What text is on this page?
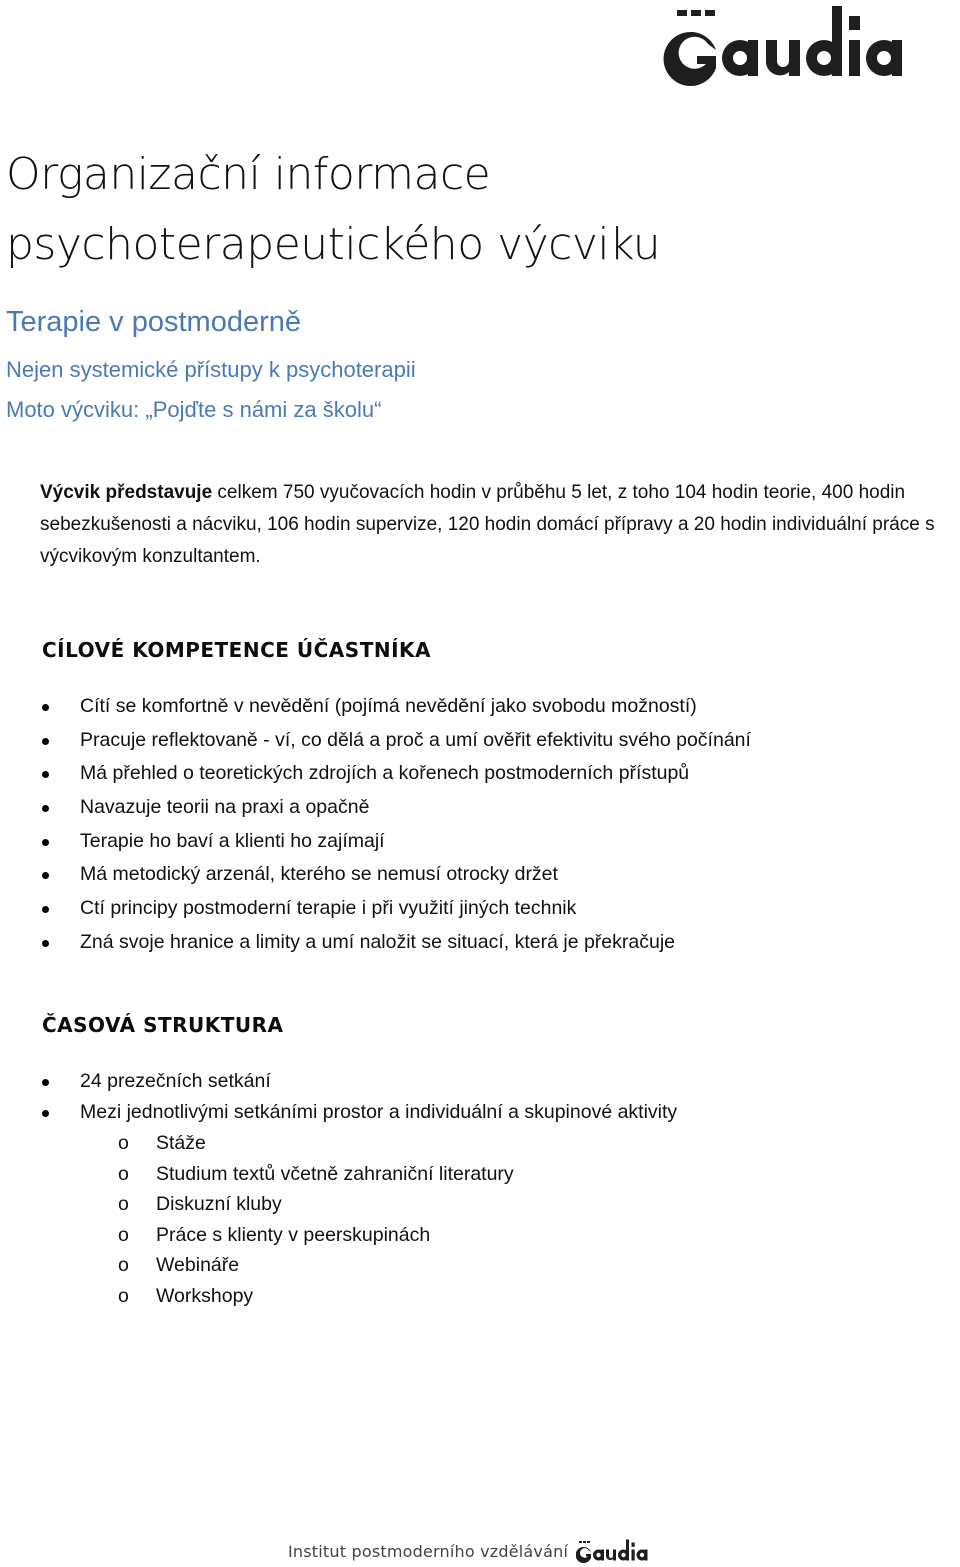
Organizační informace
psychoterapeutického výcviku
Terapie v postmoderně

Nejen systemické přístupy k psychoterapii

Moto výcviku: „Pojďte s námi za školu“

Výcvik představuje celkem 750 vyučovacích hodin v průběhu 5 let, z toho 104 hodin teorie, 400 hodin sebezkušenosti a nácviku, 106 hodin supervize, 120 hodin domácí přípravy a 20 hodin individuální práce s výcvikovým konzultantem.

CÍLOVÉ KOMPETENCE ÚČASTNÍKA
Cítí se komfortně v nevědění (pojímá nevědění jako svobodu možností)
Pracuje reflektovaně - ví, co dělá a proč a umí ověřit efektivitu svého počínání
Má přehled o teoretických zdrojích a kořenech postmoderních přístupů
Navazuje teorii na praxi a opačně
Terapie ho baví a klienti ho zajímají
Má metodický arzenál, kterého se nemusí otrocky držet
Ctí principy postmoderní terapie i při využití jiných technik
Zná svoje hranice a limity a umí naložit se situací, která je překračuje
ČASOVÁ STRUKTURA
24 prezečních setkání
Mezi jednotlivými setkáními prostor a individuální a skupinové aktivity
o Stáže
o Studium textů včetně zahraniční literatury
o Diskuzní kluby
o Práce s klienty v peerskupinách
o Webináře
o Workshopy
Institut postmoderního vzdělávání
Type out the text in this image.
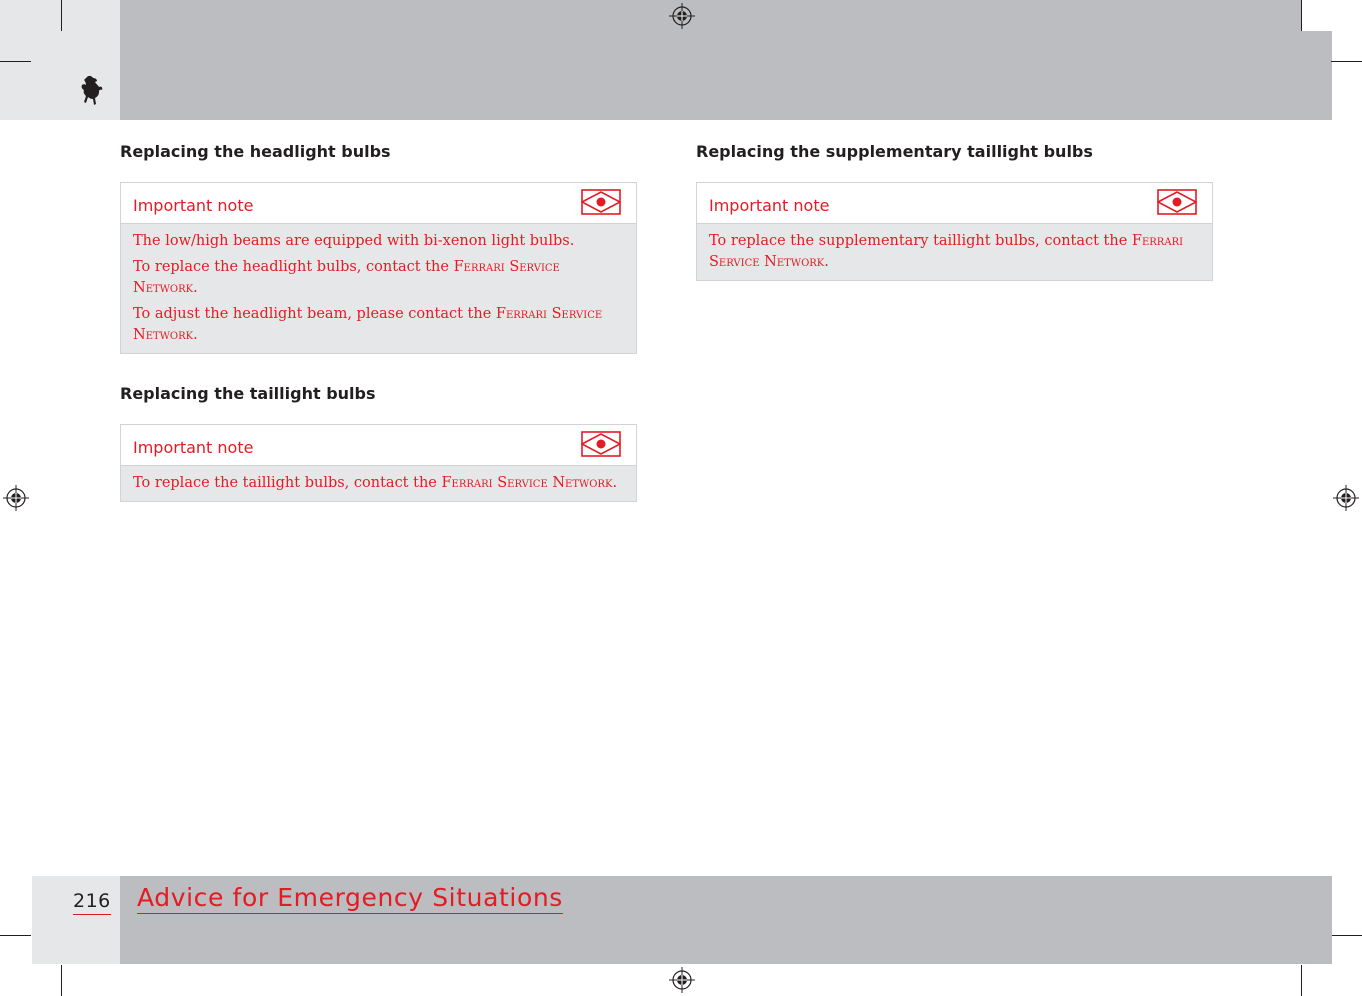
Replacing the headlight bulbs
Important note

The low/high beams are equipped with bi-xenon light bulbs.

To replace the headlight bulbs, contact the Ferrari Service Network.

To adjust the headlight beam, please contact the Ferrari Service Network.

Replacing the taillight bulbs
Important note

To replace the taillight bulbs, contact the Ferrari Service Network.

Replacing the supplementary taillight bulbs
Important note

To replace the supplementary taillight bulbs, contact the Ferrari Service Network.

216 Advice for Emergency Situations
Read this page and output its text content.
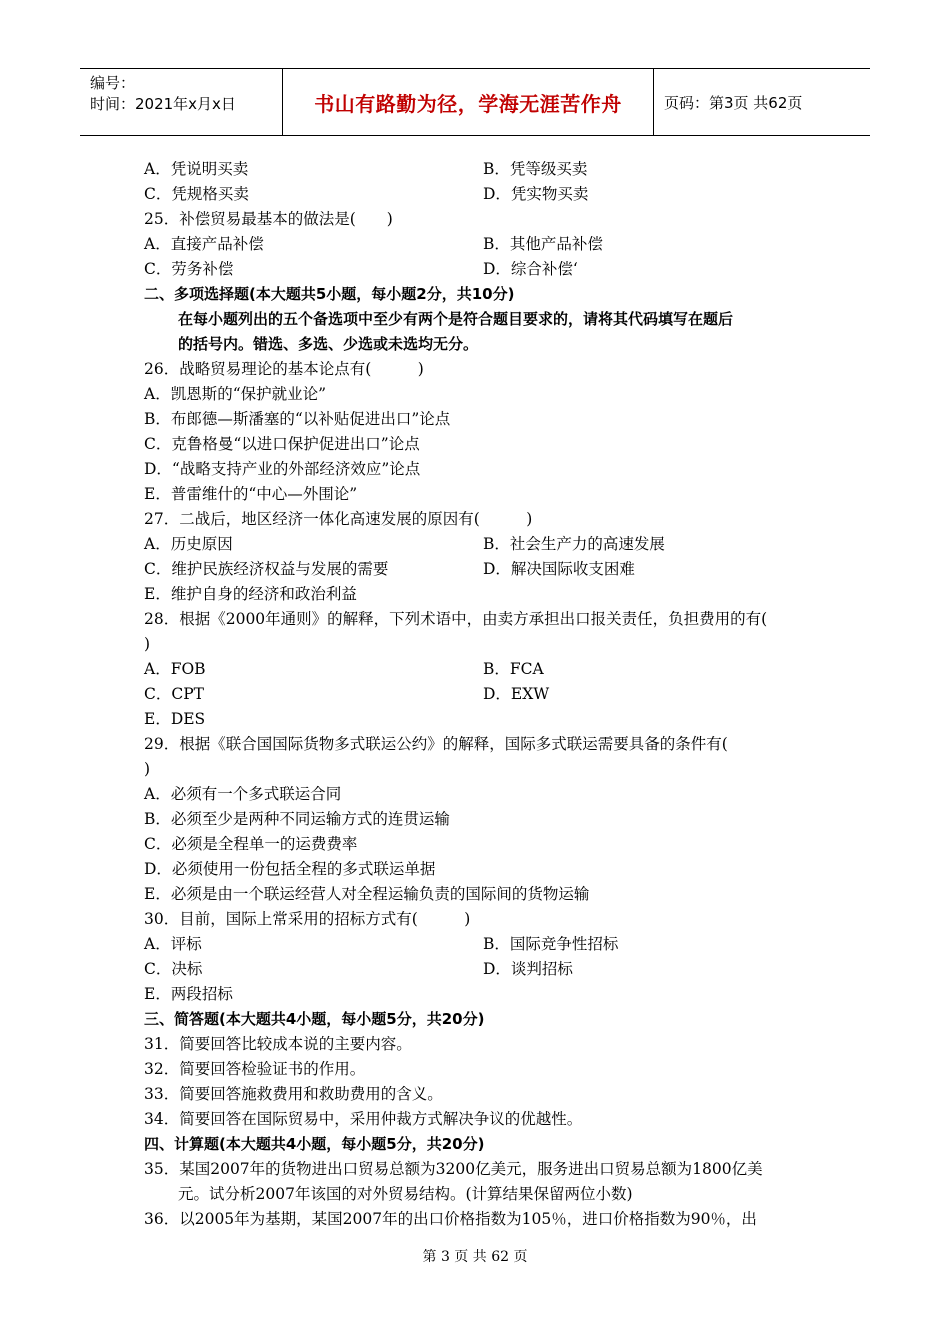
编号：
时间：2021年x月x日	书山有路勤为径，学海无涯苦作舟	页码：第3页 共62页
A．凭说明买卖	B．凭等级买卖
C．凭规格买卖	D．凭实物买卖
25．补偿贸易最基本的做法是(　　)
A．直接产品补偿	B．其他产品补偿
C．劳务补偿	D．综合补偿‘
二、多项选择题(本大题共5小题，每小题2分，共10分)
在每小题列出的五个备选项中至少有两个是符合题目要求的，请将其代码填写在题后
的括号内。错选、多选、少选或未选均无分。
26．战略贸易理论的基本论点有(　　　)
A．凯恩斯的“保护就业论”
B．布郎德—斯潘塞的“以补贴促进出口”论点
C．克鲁格曼“以进口保护促进出口”论点
D．“战略支持产业的外部经济效应”论点
E．普雷维什的“中心—外围论”
27．二战后，地区经济一体化高速发展的原因有(　　　)
A．历史原因	B．社会生产力的高速发展
C．维护民族经济权益与发展的需要	D．解决国际收支困难
E．维护自身的经济和政治利益
28．根据《2000年通则》的解释，下列术语中，由卖方承担出口报关责任，负担费用的有(
)
A．FOB	B．FCA
C．CPT	D．EXW
E．DES
29．根据《联合国国际货物多式联运公约》的解释，国际多式联运需要具备的条件有(
)
A．必须有一个多式联运合同
B．必须至少是两种不同运输方式的连贯运输
C．必须是全程单一的运费费率
D．必须使用一份包括全程的多式联运单据
E．必须是由一个联运经营人对全程运输负责的国际间的货物运输
30．目前，国际上常采用的招标方式有(　　　)
A．评标	B．国际竞争性招标
C．决标	D．谈判招标
E．两段招标
三、简答题(本大题共4小题，每小题5分，共20分)
31．简要回答比较成本说的主要内容。
32．简要回答检验证书的作用。
33．简要回答施救费用和救助费用的含义。
34．简要回答在国际贸易中，采用仲裁方式解决争议的优越性。
四、计算题(本大题共4小题，每小题5分，共20分)
35．某国2007年的货物进出口贸易总额为3200亿美元，服务进出口贸易总额为1800亿美
元。试分析2007年该国的对外贸易结构。(计算结果保留两位小数)
36．以2005年为基期，某国2007年的出口价格指数为105％，进口价格指数为90％，出
第 3 页 共 62 页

TASK DIRECTIONS:
Leave out the pictures and output the rest of the material exactly as written.

WRITTEN ANSWER:
What text is on this page?
Organizační informace
psychoterapeutického výcviku
Terapie v postmoderně

Nejen systemické přístupy k psychoterapii

Moto výcviku: „Pojďte s námi za školu“

Výcvik představuje celkem 750 vyučovacích hodin v průběhu 5 let, z toho 104 hodin teorie, 400 hodin sebezkušenosti a nácviku, 106 hodin supervize, 120 hodin domácí přípravy a 20 hodin individuální práce s výcvikovým konzultantem.

CÍLOVÉ KOMPETENCE ÚČASTNÍKA
Cítí se komfortně v nevědění (pojímá nevědění jako svobodu možností)
Pracuje reflektovaně - ví, co dělá a proč a umí ověřit efektivitu svého počínání
Má přehled o teoretických zdrojích a kořenech postmoderních přístupů
Navazuje teorii na praxi a opačně
Terapie ho baví a klienti ho zajímají
Má metodický arzenál, kterého se nemusí otrocky držet
Ctí principy postmoderní terapie i při využití jiných technik
Zná svoje hranice a limity a umí naložit se situací, která je překračuje
ČASOVÁ STRUKTURA
24 prezečních setkání
Mezi jednotlivými setkáními prostor a individuální a skupinové aktivity
o Stáže
o Studium textů včetně zahraniční literatury
o Diskuzní kluby
o Práce s klienty v peerskupinách
o Webináře
o Workshopy
Institut postmoderního vzdělávání
Type out the text in this image.
Replacing the headlight bulbs
Important note

The low/high beams are equipped with bi-xenon light bulbs.

To replace the headlight bulbs, contact the Ferrari Service Network.

To adjust the headlight beam, please contact the Ferrari Service Network.

Replacing the taillight bulbs
Important note

To replace the taillight bulbs, contact the Ferrari Service Network.

Replacing the supplementary taillight bulbs
Important note

To replace the supplementary taillight bulbs, contact the Ferrari Service Network.

216 Advice for Emergency Situations
Read this page and output its text content.
编号：
时间：2021年x月x日	书山有路勤为径，学海无涯苦作舟	页码：第3页 共62页
A．凭说明买卖	B．凭等级买卖
C．凭规格买卖	D．凭实物买卖
25．补偿贸易最基本的做法是(　　)
A．直接产品补偿	B．其他产品补偿
C．劳务补偿	D．综合补偿‘
二、多项选择题(本大题共5小题，每小题2分，共10分)
在每小题列出的五个备选项中至少有两个是符合题目要求的，请将其代码填写在题后
的括号内。错选、多选、少选或未选均无分。
26．战略贸易理论的基本论点有(　　　)
A．凯恩斯的“保护就业论”
B．布郎德—斯潘塞的“以补贴促进出口”论点
C．克鲁格曼“以进口保护促进出口”论点
D．“战略支持产业的外部经济效应”论点
E．普雷维什的“中心—外围论”
27．二战后，地区经济一体化高速发展的原因有(　　　)
A．历史原因	B．社会生产力的高速发展
C．维护民族经济权益与发展的需要	D．解决国际收支困难
E．维护自身的经济和政治利益
28．根据《2000年通则》的解释，下列术语中，由卖方承担出口报关责任，负担费用的有(
)
A．FOB	B．FCA
C．CPT	D．EXW
E．DES
29．根据《联合国国际货物多式联运公约》的解释，国际多式联运需要具备的条件有(
)
A．必须有一个多式联运合同
B．必须至少是两种不同运输方式的连贯运输
C．必须是全程单一的运费费率
D．必须使用一份包括全程的多式联运单据
E．必须是由一个联运经营人对全程运输负责的国际间的货物运输
30．目前，国际上常采用的招标方式有(　　　)
A．评标	B．国际竞争性招标
C．决标	D．谈判招标
E．两段招标
三、简答题(本大题共4小题，每小题5分，共20分)
31．简要回答比较成本说的主要内容。
32．简要回答检验证书的作用。
33．简要回答施救费用和救助费用的含义。
34．简要回答在国际贸易中，采用仲裁方式解决争议的优越性。
四、计算题(本大题共4小题，每小题5分，共20分)
35．某国2007年的货物进出口贸易总额为3200亿美元，服务进出口贸易总额为1800亿美
元。试分析2007年该国的对外贸易结构。(计算结果保留两位小数)
36．以2005年为基期，某国2007年的出口价格指数为105％，进口价格指数为90％，出
第 3 页 共 62 页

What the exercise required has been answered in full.